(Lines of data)
—————

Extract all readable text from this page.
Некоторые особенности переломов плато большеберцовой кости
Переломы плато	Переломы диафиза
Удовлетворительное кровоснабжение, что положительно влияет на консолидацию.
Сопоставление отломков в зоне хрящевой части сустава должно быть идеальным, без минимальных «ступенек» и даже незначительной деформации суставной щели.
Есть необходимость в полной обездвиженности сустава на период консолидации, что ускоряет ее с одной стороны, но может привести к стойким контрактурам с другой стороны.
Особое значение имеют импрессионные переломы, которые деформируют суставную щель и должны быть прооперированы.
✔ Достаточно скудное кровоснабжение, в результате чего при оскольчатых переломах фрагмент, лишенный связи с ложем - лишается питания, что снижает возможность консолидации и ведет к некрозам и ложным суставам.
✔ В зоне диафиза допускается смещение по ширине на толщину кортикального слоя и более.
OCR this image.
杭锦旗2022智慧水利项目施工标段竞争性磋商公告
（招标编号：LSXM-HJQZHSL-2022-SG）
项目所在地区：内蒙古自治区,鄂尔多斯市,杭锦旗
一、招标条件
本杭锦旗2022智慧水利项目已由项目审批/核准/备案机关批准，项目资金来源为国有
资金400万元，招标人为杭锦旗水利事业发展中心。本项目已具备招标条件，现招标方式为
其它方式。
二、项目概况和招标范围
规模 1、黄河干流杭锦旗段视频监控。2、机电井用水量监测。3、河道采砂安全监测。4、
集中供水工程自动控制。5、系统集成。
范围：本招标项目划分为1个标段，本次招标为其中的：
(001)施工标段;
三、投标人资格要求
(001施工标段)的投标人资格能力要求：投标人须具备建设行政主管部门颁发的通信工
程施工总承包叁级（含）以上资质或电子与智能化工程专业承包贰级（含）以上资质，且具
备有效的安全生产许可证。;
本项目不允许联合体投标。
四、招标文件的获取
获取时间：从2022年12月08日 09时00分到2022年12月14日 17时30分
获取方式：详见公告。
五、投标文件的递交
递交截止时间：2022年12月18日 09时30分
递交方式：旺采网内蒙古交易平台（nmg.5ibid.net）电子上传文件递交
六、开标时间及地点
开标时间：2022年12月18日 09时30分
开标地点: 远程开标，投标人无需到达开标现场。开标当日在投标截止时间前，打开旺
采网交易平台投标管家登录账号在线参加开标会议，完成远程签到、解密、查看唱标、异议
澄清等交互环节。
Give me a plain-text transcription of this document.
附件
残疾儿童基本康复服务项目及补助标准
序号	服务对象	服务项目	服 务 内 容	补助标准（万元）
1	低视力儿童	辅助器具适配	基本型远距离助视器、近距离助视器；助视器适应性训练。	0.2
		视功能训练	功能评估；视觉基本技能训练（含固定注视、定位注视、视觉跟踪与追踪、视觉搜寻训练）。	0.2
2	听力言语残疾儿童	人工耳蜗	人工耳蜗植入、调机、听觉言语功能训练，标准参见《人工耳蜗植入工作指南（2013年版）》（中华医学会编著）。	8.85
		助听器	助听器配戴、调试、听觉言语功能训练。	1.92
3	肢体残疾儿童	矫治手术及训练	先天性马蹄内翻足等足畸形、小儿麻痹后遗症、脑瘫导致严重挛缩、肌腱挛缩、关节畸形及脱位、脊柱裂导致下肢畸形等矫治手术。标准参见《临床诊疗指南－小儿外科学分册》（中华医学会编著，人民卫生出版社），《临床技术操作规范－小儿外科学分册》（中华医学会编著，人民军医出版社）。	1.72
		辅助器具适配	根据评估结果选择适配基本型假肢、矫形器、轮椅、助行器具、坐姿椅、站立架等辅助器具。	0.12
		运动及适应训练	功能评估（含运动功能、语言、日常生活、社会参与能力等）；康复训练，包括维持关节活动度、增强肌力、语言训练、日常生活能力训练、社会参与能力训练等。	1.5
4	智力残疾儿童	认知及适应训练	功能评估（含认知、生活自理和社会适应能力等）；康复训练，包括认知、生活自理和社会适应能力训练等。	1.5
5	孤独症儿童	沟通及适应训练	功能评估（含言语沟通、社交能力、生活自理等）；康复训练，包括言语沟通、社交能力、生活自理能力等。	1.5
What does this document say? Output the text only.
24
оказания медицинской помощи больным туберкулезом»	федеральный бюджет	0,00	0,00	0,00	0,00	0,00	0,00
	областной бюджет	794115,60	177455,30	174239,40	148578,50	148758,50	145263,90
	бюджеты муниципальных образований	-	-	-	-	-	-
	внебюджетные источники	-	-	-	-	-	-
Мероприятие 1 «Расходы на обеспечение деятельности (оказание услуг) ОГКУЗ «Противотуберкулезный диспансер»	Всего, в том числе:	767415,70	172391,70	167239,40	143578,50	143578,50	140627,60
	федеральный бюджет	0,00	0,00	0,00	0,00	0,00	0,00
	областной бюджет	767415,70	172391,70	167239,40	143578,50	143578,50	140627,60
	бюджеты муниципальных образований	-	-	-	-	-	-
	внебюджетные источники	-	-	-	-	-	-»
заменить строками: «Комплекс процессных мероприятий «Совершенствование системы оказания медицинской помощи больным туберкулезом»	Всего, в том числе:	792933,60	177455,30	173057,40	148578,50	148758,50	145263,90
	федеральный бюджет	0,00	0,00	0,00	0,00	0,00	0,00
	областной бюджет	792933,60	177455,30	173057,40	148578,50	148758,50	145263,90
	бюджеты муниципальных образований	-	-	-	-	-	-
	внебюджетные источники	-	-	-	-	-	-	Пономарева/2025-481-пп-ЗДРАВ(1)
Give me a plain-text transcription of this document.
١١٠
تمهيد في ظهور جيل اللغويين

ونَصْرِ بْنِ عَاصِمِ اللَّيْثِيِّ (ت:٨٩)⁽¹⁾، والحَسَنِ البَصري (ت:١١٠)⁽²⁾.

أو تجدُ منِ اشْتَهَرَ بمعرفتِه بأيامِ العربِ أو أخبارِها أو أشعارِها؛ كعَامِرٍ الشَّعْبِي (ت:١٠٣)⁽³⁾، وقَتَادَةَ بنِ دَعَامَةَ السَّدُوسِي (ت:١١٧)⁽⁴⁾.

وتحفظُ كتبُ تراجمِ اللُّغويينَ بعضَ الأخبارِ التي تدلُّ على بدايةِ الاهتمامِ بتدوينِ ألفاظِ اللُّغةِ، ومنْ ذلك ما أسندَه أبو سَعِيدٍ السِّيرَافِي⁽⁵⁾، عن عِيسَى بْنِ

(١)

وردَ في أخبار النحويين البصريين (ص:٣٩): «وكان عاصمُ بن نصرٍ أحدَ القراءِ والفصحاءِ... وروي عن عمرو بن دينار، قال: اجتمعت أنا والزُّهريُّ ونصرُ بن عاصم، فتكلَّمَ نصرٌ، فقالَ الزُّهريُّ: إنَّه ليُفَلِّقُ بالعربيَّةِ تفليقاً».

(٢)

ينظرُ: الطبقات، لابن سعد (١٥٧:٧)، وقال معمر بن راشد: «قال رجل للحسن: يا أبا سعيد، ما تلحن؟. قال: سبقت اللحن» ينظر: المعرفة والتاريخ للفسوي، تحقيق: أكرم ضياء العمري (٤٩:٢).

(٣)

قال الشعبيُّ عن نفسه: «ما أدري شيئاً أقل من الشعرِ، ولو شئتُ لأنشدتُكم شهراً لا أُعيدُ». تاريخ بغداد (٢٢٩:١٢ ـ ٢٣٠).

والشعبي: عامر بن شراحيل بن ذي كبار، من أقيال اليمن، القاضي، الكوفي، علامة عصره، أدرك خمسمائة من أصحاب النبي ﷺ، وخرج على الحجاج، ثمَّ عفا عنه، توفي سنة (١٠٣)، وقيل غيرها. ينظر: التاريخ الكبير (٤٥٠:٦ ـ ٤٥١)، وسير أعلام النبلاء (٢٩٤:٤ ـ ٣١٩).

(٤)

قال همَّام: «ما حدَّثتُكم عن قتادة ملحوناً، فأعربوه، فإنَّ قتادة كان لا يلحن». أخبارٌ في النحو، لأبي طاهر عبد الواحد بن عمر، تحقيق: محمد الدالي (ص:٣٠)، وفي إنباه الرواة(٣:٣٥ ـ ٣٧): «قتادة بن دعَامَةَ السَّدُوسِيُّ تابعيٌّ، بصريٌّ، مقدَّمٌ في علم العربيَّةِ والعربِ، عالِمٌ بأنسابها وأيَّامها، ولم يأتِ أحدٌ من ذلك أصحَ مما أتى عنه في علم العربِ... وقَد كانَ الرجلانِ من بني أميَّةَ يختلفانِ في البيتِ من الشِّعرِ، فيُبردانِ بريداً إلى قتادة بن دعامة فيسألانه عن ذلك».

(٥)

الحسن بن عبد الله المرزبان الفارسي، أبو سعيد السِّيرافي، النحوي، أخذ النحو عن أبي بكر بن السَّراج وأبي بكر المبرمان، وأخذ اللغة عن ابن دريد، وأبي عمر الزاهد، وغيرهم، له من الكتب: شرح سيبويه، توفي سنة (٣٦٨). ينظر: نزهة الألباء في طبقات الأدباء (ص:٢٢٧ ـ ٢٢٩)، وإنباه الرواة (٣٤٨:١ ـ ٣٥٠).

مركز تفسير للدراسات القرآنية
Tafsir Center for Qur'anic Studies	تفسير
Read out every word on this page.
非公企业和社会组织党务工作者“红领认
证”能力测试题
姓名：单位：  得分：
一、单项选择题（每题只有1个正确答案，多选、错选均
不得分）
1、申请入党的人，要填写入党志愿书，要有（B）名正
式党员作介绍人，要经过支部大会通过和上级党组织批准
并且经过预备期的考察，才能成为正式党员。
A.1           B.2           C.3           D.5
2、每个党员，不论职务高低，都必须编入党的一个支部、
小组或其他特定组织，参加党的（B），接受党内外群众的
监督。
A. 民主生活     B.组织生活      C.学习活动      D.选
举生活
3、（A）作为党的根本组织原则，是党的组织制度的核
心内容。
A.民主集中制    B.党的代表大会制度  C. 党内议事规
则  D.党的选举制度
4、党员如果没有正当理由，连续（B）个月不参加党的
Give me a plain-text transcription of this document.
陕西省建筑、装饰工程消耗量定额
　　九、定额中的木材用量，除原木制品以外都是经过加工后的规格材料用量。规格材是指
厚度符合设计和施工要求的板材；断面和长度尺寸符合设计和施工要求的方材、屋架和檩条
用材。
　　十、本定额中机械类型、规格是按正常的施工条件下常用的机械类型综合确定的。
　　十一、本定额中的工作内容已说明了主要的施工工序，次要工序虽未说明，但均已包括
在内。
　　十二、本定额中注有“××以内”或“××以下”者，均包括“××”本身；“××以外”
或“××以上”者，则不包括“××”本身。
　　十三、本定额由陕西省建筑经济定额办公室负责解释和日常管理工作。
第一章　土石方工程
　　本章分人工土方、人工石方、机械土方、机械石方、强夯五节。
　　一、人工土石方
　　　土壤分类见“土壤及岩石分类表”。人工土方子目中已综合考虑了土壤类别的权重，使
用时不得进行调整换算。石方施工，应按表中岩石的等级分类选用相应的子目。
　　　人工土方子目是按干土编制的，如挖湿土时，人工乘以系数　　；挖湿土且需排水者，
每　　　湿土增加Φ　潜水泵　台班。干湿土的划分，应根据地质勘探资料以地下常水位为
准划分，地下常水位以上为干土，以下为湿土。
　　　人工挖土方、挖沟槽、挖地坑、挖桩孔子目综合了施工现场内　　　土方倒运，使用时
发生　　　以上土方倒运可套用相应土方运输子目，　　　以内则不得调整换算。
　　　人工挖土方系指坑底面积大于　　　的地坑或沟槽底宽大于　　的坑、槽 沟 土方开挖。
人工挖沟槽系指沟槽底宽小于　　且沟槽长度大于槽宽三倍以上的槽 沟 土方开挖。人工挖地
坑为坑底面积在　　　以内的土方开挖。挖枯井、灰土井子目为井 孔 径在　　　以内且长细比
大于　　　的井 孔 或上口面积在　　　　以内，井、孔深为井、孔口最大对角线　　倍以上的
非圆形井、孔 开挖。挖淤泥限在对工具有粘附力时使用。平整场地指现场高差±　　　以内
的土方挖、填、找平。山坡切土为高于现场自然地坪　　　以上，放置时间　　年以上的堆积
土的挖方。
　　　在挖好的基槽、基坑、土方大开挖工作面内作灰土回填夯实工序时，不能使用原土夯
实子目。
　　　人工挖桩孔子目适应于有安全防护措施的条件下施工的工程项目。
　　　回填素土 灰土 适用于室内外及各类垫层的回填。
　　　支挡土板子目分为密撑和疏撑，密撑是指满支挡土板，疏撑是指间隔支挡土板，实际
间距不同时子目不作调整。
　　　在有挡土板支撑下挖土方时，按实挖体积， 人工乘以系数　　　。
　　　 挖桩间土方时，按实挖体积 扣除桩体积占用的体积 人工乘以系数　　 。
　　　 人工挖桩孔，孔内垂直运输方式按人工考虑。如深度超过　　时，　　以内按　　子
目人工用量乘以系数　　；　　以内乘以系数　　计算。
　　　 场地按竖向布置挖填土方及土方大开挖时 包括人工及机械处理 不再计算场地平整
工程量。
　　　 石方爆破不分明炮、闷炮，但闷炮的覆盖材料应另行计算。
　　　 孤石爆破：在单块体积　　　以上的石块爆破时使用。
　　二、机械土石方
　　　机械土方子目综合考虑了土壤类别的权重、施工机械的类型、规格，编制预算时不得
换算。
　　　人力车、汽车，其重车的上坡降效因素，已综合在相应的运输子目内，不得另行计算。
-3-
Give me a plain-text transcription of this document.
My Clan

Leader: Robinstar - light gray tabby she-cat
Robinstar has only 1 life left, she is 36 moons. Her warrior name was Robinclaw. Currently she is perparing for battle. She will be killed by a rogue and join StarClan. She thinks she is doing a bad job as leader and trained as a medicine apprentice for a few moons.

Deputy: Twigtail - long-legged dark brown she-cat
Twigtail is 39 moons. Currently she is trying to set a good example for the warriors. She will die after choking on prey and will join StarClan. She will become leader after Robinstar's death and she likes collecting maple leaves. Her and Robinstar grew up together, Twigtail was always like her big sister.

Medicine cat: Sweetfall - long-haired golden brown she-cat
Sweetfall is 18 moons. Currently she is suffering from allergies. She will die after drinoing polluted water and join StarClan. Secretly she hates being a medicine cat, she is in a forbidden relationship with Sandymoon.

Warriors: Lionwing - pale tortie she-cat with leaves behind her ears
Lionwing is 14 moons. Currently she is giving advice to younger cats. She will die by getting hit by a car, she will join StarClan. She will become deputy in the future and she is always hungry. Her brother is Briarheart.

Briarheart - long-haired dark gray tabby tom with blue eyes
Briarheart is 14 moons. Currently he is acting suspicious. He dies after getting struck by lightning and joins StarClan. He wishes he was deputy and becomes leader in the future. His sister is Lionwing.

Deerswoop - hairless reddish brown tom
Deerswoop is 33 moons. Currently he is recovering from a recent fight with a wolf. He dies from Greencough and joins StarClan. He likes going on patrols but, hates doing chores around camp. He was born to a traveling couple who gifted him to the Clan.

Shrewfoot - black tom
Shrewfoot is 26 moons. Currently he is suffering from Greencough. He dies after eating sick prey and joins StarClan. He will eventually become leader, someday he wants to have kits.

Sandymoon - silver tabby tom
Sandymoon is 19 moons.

—————

» **Objective**
Locate all lines in the listing above with the word "Sandymoon" and copy them.

» **Finished exercise**
Sweetfall is 18 moons. Currently she is suffering from allergies. She will die after drinoing polluted water and join StarClan. Secretly she hates being a medicine cat, she is in a forbidden relationship with Sandymoon.
Sandymoon - silver tabby tom
Sandymoon is 19 moons.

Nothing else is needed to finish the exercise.